WHAT THE EXERCISE ASKS: Repeat the material in full. Keep every line exactly as it is.

DATA FOR THIS TASK:
▬▬▬▬▬▬▬▬▬▬
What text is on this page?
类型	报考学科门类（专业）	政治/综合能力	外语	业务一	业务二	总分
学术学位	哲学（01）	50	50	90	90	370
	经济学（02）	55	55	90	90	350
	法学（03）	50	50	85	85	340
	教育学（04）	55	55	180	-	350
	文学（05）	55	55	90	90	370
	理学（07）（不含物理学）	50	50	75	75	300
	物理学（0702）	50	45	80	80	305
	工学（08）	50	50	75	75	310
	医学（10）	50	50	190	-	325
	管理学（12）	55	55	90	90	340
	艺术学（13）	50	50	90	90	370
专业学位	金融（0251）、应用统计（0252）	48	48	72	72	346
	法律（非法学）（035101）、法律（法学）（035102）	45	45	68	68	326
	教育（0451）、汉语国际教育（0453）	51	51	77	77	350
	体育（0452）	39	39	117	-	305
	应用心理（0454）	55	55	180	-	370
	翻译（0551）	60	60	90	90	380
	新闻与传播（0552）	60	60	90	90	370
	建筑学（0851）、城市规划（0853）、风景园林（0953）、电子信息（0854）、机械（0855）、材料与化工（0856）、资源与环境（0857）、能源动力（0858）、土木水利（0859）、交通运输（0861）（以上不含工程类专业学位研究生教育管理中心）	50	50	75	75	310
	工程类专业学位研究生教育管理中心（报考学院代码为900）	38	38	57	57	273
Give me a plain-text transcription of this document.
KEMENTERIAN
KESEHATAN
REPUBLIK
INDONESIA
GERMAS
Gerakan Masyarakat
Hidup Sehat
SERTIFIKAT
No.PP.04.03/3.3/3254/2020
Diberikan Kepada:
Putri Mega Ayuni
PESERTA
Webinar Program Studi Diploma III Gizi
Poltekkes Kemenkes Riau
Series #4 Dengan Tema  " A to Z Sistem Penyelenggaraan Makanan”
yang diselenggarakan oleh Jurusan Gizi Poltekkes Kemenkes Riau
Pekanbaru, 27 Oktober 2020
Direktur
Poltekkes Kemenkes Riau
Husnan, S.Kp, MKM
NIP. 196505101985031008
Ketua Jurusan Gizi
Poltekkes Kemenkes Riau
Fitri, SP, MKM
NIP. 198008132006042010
▬▬▬▬▬▬▬▬▬▬
OUTPUT:
What text is on this page?
类型	报考学科门类（专业）	政治/综合能力	外语	业务一	业务二	总分
学术学位	哲学（01）	50	50	90	90	370
	经济学（02）	55	55	90	90	350
	法学（03）	50	50	85	85	340
	教育学（04）	55	55	180	-	350
	文学（05）	55	55	90	90	370
	理学（07）（不含物理学）	50	50	75	75	300
	物理学（0702）	50	45	80	80	305
	工学（08）	50	50	75	75	310
	医学（10）	50	50	190	-	325
	管理学（12）	55	55	90	90	340
	艺术学（13）	50	50	90	90	370
专业学位	金融（0251）、应用统计（0252）	48	48	72	72	346
	法律（非法学）（035101）、法律（法学）（035102）	45	45	68	68	326
	教育（0451）、汉语国际教育（0453）	51	51	77	77	350
	体育（0452）	39	39	117	-	305
	应用心理（0454）	55	55	180	-	370
	翻译（0551）	60	60	90	90	380
	新闻与传播（0552）	60	60	90	90	370
	建筑学（0851）、城市规划（0853）、风景园林（0953）、电子信息（0854）、机械（0855）、材料与化工（0856）、资源与环境（0857）、能源动力（0858）、土木水利（0859）、交通运输（0861）（以上不含工程类专业学位研究生教育管理中心）	50	50	75	75	310
	工程类专业学位研究生教育管理中心（报考学院代码为900）	38	38	57	57	273
Give me a plain-text transcription of this document.
KEMENTERIAN
KESEHATAN
REPUBLIK
INDONESIA
GERMAS
Gerakan Masyarakat
Hidup Sehat
SERTIFIKAT
No.PP.04.03/3.3/3254/2020
Diberikan Kepada:
Putri Mega Ayuni
PESERTA
Webinar Program Studi Diploma III Gizi
Poltekkes Kemenkes Riau
Series #4 Dengan Tema  " A to Z Sistem Penyelenggaraan Makanan”
yang diselenggarakan oleh Jurusan Gizi Poltekkes Kemenkes Riau
Pekanbaru, 27 Oktober 2020
Direktur
Poltekkes Kemenkes Riau
Husnan, S.Kp, MKM
NIP. 196505101985031008
Ketua Jurusan Gizi
Poltekkes Kemenkes Riau
Fitri, SP, MKM
NIP. 198008132006042010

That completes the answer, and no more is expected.